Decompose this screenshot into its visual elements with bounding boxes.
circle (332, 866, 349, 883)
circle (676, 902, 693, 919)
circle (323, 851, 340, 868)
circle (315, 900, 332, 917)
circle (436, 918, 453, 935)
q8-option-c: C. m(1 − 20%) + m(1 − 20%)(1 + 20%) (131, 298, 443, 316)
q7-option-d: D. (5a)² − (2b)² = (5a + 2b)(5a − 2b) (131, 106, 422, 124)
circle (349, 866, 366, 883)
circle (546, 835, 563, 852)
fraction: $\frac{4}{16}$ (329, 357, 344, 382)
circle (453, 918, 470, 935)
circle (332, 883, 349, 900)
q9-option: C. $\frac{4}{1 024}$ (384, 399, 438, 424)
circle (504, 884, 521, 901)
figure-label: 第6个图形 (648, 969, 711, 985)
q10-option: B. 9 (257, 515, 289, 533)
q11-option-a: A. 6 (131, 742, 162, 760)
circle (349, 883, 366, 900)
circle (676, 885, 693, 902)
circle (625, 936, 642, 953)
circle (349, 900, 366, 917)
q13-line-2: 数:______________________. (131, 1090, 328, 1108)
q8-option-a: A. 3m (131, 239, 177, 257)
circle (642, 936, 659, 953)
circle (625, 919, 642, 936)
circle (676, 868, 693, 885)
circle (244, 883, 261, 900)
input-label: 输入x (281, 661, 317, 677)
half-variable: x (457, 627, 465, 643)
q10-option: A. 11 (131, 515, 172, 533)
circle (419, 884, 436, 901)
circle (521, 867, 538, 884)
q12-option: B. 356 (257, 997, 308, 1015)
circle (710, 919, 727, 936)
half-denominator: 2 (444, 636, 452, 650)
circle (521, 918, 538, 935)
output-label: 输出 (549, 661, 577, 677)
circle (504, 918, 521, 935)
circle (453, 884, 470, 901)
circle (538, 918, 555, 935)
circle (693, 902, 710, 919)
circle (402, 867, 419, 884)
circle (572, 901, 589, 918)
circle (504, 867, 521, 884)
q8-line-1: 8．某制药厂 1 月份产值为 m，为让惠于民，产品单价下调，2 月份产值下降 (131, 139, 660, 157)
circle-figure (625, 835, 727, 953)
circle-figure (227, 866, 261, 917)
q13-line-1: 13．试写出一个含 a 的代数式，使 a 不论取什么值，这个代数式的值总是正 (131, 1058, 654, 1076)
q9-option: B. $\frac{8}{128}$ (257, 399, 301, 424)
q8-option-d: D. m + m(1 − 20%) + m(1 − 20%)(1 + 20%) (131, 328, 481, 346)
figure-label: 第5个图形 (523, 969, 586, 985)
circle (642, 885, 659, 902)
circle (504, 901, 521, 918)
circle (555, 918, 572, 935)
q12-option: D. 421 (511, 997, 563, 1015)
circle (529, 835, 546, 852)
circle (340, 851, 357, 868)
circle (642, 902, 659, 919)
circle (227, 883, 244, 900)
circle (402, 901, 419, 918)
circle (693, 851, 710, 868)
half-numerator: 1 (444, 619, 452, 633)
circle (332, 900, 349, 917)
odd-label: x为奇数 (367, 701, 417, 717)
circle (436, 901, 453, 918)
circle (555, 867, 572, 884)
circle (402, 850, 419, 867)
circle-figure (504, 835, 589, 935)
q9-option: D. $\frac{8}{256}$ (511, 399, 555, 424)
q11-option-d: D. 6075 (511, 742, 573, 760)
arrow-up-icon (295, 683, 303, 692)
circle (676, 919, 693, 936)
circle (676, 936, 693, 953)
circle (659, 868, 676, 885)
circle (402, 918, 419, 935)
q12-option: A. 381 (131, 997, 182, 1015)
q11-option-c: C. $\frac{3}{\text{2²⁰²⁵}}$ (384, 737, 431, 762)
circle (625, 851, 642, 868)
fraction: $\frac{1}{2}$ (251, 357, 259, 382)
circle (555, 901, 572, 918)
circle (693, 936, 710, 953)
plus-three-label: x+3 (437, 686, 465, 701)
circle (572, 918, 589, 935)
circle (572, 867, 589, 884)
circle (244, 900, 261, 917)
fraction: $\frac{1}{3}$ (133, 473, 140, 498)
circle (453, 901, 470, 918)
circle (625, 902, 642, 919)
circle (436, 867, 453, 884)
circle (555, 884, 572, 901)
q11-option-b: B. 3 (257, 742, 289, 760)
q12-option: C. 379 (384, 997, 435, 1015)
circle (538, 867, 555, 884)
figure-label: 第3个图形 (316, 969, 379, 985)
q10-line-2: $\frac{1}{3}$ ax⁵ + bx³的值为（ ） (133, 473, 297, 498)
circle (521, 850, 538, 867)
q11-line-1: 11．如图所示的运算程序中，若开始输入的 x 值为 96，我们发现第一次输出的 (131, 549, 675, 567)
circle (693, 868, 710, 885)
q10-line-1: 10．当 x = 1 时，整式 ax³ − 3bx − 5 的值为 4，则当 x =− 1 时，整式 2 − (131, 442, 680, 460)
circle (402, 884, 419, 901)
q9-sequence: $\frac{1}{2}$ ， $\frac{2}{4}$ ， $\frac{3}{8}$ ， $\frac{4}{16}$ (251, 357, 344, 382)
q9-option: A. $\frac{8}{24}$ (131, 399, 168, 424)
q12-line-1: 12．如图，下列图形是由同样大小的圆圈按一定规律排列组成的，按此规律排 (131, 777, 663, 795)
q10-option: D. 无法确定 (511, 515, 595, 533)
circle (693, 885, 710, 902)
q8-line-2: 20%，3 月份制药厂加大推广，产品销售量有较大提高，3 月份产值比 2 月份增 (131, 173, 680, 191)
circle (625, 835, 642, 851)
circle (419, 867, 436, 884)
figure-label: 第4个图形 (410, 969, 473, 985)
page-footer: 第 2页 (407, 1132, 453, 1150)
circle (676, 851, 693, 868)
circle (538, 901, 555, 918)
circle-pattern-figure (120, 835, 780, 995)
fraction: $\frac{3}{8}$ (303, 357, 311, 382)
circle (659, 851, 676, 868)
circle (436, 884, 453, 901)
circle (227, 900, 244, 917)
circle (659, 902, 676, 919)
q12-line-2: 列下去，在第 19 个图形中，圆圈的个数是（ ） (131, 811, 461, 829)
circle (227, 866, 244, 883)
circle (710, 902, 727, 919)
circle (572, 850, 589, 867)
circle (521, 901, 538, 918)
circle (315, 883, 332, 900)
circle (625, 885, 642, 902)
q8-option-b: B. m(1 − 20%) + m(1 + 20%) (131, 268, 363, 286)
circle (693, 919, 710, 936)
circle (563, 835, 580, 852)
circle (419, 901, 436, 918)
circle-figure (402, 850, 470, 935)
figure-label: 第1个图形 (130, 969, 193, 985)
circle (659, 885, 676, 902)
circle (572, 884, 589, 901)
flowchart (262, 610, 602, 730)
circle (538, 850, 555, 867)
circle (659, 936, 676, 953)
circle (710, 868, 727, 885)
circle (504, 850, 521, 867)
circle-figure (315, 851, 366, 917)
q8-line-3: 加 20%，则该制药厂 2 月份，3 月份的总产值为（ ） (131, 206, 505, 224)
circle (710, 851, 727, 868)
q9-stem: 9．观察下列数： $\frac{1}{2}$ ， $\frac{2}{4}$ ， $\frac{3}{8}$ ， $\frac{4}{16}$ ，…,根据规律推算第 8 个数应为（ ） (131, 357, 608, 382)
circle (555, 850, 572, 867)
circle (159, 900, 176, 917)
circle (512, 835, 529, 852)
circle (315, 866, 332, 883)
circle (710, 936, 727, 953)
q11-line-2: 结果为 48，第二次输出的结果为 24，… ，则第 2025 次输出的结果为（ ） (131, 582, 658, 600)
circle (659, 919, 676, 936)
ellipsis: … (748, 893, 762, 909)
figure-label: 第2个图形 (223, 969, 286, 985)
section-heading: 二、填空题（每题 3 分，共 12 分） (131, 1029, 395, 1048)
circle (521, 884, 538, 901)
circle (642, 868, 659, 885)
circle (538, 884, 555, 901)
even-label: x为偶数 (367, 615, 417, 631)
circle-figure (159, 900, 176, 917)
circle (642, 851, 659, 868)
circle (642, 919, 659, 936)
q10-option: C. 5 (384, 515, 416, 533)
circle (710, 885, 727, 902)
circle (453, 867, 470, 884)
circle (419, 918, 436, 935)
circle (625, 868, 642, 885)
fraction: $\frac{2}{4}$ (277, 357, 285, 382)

-- Goal --
Can you arrange the records, from their first line through the line containing "q8-option-c: C. m(1", as a numbered list, leaving out any blank lines?

-- Solution for this task --
1. Decompose this screenshot into its visual elements with bounding boxes.
2. circle (332, 866, 349, 883)
3. circle (676, 902, 693, 919)
4. circle (323, 851, 340, 868)
5. circle (315, 900, 332, 917)
6. circle (436, 918, 453, 935)
7. q8-option-c: C. m(1 − 20%) + m(1 − 20%)(1 + 20%) (131, 298, 443, 316)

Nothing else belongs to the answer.